Records from a data source:
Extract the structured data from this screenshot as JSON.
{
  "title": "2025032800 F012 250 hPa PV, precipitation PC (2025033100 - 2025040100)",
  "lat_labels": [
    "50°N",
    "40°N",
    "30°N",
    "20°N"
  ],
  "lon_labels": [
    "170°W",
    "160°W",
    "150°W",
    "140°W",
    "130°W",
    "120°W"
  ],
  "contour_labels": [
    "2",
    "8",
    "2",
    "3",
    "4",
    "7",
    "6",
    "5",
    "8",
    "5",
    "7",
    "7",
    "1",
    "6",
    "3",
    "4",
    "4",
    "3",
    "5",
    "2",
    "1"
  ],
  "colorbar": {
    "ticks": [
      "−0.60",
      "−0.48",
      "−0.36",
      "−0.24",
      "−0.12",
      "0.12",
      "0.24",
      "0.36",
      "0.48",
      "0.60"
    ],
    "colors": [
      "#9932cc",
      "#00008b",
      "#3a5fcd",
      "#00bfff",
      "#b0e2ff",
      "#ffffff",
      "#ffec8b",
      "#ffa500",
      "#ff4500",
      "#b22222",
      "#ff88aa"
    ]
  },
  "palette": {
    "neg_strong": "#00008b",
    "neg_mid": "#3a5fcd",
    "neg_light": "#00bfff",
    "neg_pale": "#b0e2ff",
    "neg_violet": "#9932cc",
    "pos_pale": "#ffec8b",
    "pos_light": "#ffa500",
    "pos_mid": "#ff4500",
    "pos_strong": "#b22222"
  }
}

YOUR TASK. Write the data back out verbatim.

FINISHED ANSWER.
Extract the structured data from this screenshot as JSON.
{
  "title": "2025032800 F012 250 hPa PV, precipitation PC (2025033100 - 2025040100)",
  "lat_labels": [
    "50°N",
    "40°N",
    "30°N",
    "20°N"
  ],
  "lon_labels": [
    "170°W",
    "160°W",
    "150°W",
    "140°W",
    "130°W",
    "120°W"
  ],
  "contour_labels": [
    "2",
    "8",
    "2",
    "3",
    "4",
    "7",
    "6",
    "5",
    "8",
    "5",
    "7",
    "7",
    "1",
    "6",
    "3",
    "4",
    "4",
    "3",
    "5",
    "2",
    "1"
  ],
  "colorbar": {
    "ticks": [
      "−0.60",
      "−0.48",
      "−0.36",
      "−0.24",
      "−0.12",
      "0.12",
      "0.24",
      "0.36",
      "0.48",
      "0.60"
    ],
    "colors": [
      "#9932cc",
      "#00008b",
      "#3a5fcd",
      "#00bfff",
      "#b0e2ff",
      "#ffffff",
      "#ffec8b",
      "#ffa500",
      "#ff4500",
      "#b22222",
      "#ff88aa"
    ]
  },
  "palette": {
    "neg_strong": "#00008b",
    "neg_mid": "#3a5fcd",
    "neg_light": "#00bfff",
    "neg_pale": "#b0e2ff",
    "neg_violet": "#9932cc",
    "pos_pale": "#ffec8b",
    "pos_light": "#ffa500",
    "pos_mid": "#ff4500",
    "pos_strong": "#b22222"
  }
}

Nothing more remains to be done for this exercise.